What's the solution?

maxb commented 3 months ago

A further thing that can apparrently go wrong here, is that systemd --user can create its socket, and then WSLg comes along and overmounts /run/user/1000 ... as I just found out - #10205 for more :-(

karJac commented 2 months ago

@nithin-mk

Try this solution:

[10569:0827/004757.735915:ERROR:bus.cc(407)] Failed to connect to the bus: Failed to connect to socket /run/user/1000/bus: No such file or directory

can be fixed by adding these lines to ~/.bashrc

if [ -z "$DBUS_SESSION_BUS_ADDRESS" ]; then
    dbus-daemon --session --address=unix:path=/run/user/1000/bus --fork
    export DBUS_SESSION_BUS_ADDRESS="unix:path=/run/user/1000/bus"

» DATA LINES:
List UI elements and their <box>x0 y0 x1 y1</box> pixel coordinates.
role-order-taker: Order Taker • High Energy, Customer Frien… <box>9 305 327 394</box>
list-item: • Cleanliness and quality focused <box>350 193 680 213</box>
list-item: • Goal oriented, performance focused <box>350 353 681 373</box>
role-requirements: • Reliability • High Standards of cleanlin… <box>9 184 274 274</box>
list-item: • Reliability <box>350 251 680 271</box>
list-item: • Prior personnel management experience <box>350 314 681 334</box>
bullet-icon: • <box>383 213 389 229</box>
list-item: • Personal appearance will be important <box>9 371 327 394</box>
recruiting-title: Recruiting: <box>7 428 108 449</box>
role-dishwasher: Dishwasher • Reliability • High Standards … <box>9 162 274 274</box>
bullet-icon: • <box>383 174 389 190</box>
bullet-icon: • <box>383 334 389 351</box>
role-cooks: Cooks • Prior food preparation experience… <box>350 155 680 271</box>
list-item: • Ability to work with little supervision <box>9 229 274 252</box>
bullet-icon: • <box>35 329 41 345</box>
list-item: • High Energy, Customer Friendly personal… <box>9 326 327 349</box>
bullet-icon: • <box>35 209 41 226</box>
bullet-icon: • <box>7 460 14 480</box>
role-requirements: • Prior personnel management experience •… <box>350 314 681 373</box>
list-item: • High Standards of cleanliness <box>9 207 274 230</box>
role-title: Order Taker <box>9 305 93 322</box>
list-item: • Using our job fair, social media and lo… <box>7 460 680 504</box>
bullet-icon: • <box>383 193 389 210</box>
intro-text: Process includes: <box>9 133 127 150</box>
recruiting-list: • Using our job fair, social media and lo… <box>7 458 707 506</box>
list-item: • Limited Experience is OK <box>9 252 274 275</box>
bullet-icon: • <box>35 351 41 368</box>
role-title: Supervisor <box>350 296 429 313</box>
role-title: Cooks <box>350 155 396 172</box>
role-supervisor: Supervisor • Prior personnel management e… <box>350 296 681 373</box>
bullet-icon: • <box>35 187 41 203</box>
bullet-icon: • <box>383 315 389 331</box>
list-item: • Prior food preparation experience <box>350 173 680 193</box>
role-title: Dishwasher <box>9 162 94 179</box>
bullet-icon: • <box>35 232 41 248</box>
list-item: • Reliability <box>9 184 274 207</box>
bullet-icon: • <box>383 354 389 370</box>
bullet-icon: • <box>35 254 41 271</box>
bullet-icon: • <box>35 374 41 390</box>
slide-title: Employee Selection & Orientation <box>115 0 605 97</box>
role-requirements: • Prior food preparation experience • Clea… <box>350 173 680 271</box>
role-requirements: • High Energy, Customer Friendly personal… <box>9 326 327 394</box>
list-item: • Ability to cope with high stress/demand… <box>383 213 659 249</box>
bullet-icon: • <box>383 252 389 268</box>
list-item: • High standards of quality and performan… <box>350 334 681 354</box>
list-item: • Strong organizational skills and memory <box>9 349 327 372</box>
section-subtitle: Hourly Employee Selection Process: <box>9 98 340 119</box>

» GIVEN TASK 1:
Answer these questions about the D-Bus thread:
(a) According to maxb, what can WSLg overmount after systemd --user has created its socket?
(b) Which file does karJac say the fix should be added to?
(c) What socket path does the quoted error message say it failed to connect to?
» GIVEN TASK 2: Write what comes next in the D-Bus thread, starting right after its final line.
The listing comes from a separate source and has no connection to the D-Bus thread.

» TASK RESPONSE 1:
(a) /run/user/1000
(b) ~/.bashrc
(c) /run/user/1000/bus

» TASK RESPONSE 2:
fi

The issue is that when running RStudio, it expects the socket to be located at a fixed path in /run/user/1000/bus, which doesn't work in WSL2 where the socket is instead created as an abstract socket and is found under /tmp

dbus-launch --sh-syntax --exit-with-session
DBUS_SESSION_BUS_ADDRESS='unix:abstract=**/tmp/dbuslADZpPMOKJ,guid=55593467f737024f5f2ed7c566cd08fd**';
export DBUS_SESSION_BUS_ADDRESS;
DBUS_SESSION_BUS_PID=11021;
DBUS_SESSION_BUS_WINDOWID=6291457;
xieve commented 2 months ago

From @cerebrate's solution, I succesfully worked around this issue by setting my terminal to run this as root on startup:

zsh -c \
"until [ -S /run/dbus/system_bus_socket ]; \
 do sleep 1; \
done; \
systemctl restart user@1000; \
export DBUS_SESSION_BUS_ADDRESS='unix:path=/run/user/1000/bus'; \
exec sudo --preserve-env=DBUS_SESSION_BUS_ADDRESS --user xieve zsh"

You can switch out zsh for bash according to your preference.

until [ -S: until socket exists

I also had a simpler solution:

zsh -c "until [ -S /run/dbus/system_bus_socket ]; do sleep 1; done; exec login -p -f xieve"

This has the significant drawback of resetting $PATH to a state not touched by WSL, i.e. no running executables from Windows PATH.

login -p -f [username]: login as [username] without asking for password (-f) while preserving the environment (-p)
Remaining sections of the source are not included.